**Rows**
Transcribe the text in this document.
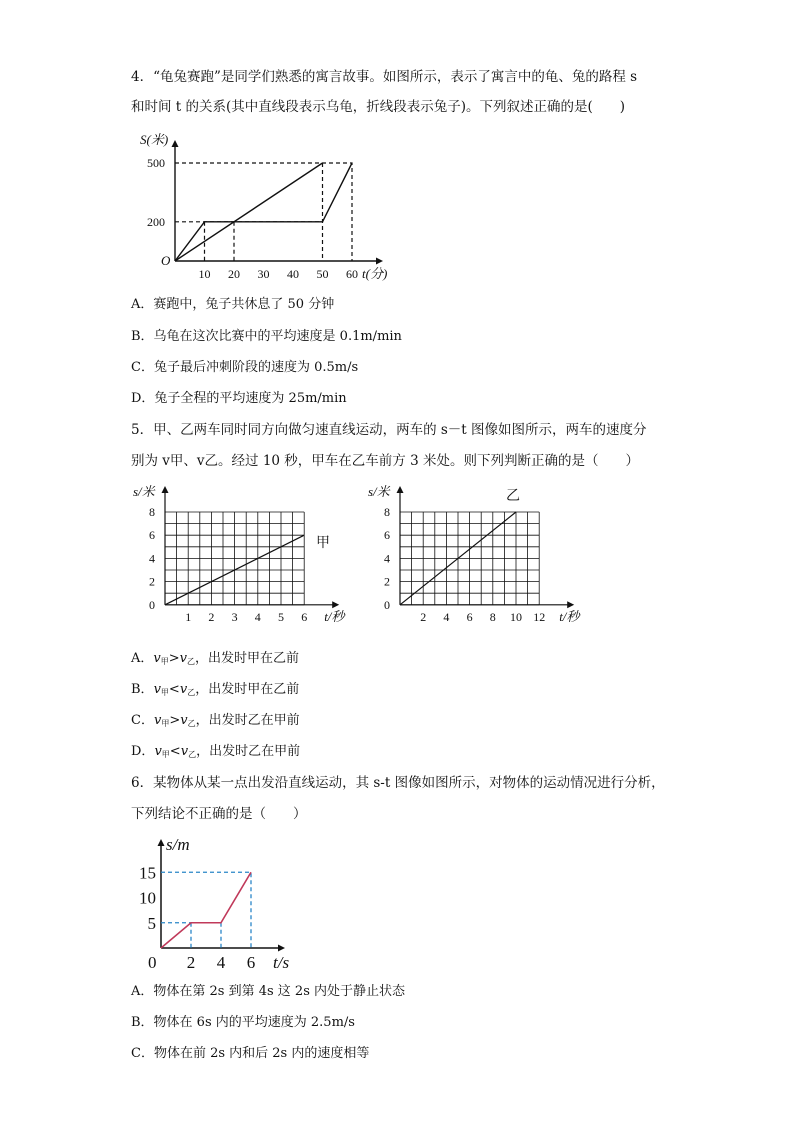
4．“龟兔赛跑”是同学们熟悉的寓言故事。如图所示，表示了寓言中的龟、兔的路程 s
和时间 t 的关系(其中直线段表示乌龟，折线段表示兔子)。下列叙述正确的是(　　)
S(米)
t(分)
O
200
500
10 20 30 40 50 60
A．赛跑中，兔子共休息了 50 分钟
B．乌龟在这次比赛中的平均速度是 0.1m/min
C．兔子最后冲刺阶段的速度为 0.5m/s
D．兔子全程的平均速度为 25m/min
5．甲、乙两车同时同方向做匀速直线运动，两车的 s－t 图像如图所示，两车的速度分
别为 v甲、v乙。经过 10 秒，甲车在乙车前方 3 米处。则下列判断正确的是（　　）
s/米
t/秒
0
2
4
6
8
1 2 3 4 5 6
甲
s/米
t/秒
0
2
4
6
8
2 4 6 8 10 12
乙
A．$v_甲>v_乙$，出发时甲在乙前
B．$v_甲<v_乙$，出发时甲在乙前
C．$v_甲>v_乙$，出发时乙在甲前
D．$v_甲<v_乙$，出发时乙在甲前
6．某物体从某一点出发沿直线运动，其 s-t 图像如图所示，对物体的运动情况进行分析，
下列结论不正确的是（　　）
s/m
t/s
0
5
10
15
2 4 6
A．物体在第 2s 到第 4s 这 2s 内处于静止状态
B．物体在 6s 内的平均速度为 2.5m/s
C．物体在前 2s 内和后 2s 内的速度相等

**Exercise**
Apart from the pictures, the entries above are to be repeated in full and exactly.

**Task response**
Transcribe the text in this document.
4．“龟兔赛跑”是同学们熟悉的寓言故事。如图所示，表示了寓言中的龟、兔的路程 s
和时间 t 的关系(其中直线段表示乌龟，折线段表示兔子)。下列叙述正确的是(　　)
S(米)
t(分)
O
200
500
10 20 30 40 50 60
A．赛跑中，兔子共休息了 50 分钟
B．乌龟在这次比赛中的平均速度是 0.1m/min
C．兔子最后冲刺阶段的速度为 0.5m/s
D．兔子全程的平均速度为 25m/min
5．甲、乙两车同时同方向做匀速直线运动，两车的 s－t 图像如图所示，两车的速度分
别为 v甲、v乙。经过 10 秒，甲车在乙车前方 3 米处。则下列判断正确的是（　　）
s/米
t/秒
0
2
4
6
8
1 2 3 4 5 6
甲
s/米
t/秒
0
2
4
6
8
2 4 6 8 10 12
乙
A．$v_甲>v_乙$，出发时甲在乙前
B．$v_甲<v_乙$，出发时甲在乙前
C．$v_甲>v_乙$，出发时乙在甲前
D．$v_甲<v_乙$，出发时乙在甲前
6．某物体从某一点出发沿直线运动，其 s-t 图像如图所示，对物体的运动情况进行分析，
下列结论不正确的是（　　）
s/m
t/s
0
5
10
15
2 4 6
A．物体在第 2s 到第 4s 这 2s 内处于静止状态
B．物体在 6s 内的平均速度为 2.5m/s
C．物体在前 2s 内和后 2s 内的速度相等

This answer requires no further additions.